Layout annotation records
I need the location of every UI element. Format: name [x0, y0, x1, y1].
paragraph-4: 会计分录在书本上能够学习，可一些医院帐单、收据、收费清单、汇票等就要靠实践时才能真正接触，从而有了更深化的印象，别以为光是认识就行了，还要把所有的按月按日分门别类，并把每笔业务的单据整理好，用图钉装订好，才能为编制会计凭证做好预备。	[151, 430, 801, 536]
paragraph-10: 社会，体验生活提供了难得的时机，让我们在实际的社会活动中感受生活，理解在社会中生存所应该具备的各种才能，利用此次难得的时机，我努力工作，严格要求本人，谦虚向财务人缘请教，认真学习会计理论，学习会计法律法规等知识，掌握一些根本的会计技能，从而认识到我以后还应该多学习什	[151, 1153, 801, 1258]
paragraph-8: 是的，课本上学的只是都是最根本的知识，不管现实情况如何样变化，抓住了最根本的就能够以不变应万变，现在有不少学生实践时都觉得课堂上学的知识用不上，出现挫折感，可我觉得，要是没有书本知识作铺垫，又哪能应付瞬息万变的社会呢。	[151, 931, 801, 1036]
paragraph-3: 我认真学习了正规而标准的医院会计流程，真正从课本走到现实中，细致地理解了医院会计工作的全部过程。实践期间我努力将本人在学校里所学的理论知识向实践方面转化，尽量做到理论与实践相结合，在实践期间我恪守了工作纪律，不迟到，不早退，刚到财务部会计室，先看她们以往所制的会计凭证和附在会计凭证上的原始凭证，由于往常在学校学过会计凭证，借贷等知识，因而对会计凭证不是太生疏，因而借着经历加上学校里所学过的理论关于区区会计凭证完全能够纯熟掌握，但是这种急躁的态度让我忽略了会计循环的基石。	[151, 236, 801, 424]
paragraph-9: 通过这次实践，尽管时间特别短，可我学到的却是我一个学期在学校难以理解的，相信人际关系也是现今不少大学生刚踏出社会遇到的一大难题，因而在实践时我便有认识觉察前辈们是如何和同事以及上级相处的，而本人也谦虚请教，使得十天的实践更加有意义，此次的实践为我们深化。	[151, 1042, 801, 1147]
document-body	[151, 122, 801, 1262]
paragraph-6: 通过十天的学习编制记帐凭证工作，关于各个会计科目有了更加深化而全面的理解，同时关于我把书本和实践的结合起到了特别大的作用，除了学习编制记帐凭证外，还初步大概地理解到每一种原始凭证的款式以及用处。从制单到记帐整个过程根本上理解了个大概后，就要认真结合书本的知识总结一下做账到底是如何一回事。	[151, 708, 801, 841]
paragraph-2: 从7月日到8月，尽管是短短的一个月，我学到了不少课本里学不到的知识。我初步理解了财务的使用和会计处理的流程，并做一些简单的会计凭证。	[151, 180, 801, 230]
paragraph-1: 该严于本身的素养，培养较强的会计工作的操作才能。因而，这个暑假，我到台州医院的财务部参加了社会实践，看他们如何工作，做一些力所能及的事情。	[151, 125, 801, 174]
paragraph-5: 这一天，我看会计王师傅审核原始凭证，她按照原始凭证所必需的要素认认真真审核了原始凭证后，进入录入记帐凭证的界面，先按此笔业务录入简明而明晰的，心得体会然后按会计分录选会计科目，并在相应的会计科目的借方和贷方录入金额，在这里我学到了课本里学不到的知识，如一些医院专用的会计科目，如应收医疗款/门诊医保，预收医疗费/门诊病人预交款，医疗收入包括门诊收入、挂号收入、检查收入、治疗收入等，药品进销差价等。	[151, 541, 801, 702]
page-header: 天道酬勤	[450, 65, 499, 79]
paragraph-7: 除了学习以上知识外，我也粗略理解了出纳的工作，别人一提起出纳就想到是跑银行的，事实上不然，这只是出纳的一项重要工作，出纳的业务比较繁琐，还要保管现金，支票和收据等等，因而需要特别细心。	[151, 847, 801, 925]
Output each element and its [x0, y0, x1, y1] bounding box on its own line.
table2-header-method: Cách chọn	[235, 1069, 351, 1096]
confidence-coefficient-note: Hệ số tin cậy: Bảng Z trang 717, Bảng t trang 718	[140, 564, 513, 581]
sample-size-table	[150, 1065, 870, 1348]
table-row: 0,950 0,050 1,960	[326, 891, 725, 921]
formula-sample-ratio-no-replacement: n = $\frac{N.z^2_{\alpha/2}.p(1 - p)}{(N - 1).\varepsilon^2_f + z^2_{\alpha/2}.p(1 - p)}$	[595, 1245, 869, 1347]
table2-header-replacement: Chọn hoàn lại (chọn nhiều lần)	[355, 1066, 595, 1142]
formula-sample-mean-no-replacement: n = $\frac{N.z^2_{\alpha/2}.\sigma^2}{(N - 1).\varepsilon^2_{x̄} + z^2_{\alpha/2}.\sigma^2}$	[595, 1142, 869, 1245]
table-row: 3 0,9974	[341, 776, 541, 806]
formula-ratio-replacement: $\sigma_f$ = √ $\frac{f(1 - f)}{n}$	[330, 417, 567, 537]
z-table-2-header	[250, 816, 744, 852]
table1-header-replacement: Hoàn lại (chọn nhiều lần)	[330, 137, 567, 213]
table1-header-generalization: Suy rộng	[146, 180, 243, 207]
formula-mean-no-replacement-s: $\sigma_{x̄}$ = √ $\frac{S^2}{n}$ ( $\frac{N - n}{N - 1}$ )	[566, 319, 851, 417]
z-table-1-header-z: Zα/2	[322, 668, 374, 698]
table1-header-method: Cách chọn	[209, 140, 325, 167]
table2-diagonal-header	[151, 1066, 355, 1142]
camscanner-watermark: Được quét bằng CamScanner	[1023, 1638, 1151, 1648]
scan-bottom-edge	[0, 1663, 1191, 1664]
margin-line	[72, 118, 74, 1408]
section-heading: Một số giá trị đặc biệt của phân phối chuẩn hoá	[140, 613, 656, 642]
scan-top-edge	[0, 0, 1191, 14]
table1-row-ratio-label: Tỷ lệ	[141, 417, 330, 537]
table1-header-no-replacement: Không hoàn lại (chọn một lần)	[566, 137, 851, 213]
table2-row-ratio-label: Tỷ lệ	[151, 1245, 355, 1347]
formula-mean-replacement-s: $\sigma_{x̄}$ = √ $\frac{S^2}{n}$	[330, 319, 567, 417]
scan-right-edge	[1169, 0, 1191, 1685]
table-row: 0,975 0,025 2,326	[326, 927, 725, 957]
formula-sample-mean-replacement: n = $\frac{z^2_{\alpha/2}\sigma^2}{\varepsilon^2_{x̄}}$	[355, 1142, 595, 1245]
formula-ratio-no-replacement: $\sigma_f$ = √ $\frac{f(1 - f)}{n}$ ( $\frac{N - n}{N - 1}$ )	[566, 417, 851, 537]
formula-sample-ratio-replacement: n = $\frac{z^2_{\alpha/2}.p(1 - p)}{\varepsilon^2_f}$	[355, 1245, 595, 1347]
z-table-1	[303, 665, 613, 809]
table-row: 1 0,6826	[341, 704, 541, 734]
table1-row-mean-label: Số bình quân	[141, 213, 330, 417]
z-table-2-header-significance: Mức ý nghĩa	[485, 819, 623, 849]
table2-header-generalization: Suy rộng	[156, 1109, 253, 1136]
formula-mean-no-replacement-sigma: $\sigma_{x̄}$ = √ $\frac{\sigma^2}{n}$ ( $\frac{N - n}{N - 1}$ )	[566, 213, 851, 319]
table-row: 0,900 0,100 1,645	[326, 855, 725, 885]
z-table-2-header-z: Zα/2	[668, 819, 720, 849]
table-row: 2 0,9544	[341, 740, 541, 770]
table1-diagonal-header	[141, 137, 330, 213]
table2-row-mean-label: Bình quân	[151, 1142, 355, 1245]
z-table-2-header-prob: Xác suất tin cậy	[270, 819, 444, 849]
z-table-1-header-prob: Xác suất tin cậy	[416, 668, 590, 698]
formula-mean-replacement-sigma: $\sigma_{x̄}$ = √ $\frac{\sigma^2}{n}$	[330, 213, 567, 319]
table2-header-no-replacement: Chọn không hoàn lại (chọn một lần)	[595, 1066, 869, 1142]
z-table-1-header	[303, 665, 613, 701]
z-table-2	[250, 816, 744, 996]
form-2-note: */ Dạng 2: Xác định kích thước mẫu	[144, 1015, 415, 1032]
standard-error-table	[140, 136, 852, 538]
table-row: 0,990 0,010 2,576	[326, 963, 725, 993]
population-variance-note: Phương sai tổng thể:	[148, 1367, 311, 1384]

◆ Your task ◆
Copy every line from the first line of the records through the line containing "931, 801, 1036]", including both ends.

◆ Output for this task ◆
I need the location of every UI element. Format: name [x0, y0, x1, y1].
paragraph-4: 会计分录在书本上能够学习，可一些医院帐单、收据、收费清单、汇票等就要靠实践时才能真正接触，从而有了更深化的印象，别以为光是认识就行了，还要把所有的按月按日分门别类，并把每笔业务的单据整理好，用图钉装订好，才能为编制会计凭证做好预备。	[151, 430, 801, 536]
paragraph-10: 社会，体验生活提供了难得的时机，让我们在实际的社会活动中感受生活，理解在社会中生存所应该具备的各种才能，利用此次难得的时机，我努力工作，严格要求本人，谦虚向财务人缘请教，认真学习会计理论，学习会计法律法规等知识，掌握一些根本的会计技能，从而认识到我以后还应该多学习什	[151, 1153, 801, 1258]
paragraph-8: 是的，课本上学的只是都是最根本的知识，不管现实情况如何样变化，抓住了最根本的就能够以不变应万变，现在有不少学生实践时都觉得课堂上学的知识用不上，出现挫折感，可我觉得，要是没有书本知识作铺垫，又哪能应付瞬息万变的社会呢。	[151, 931, 801, 1036]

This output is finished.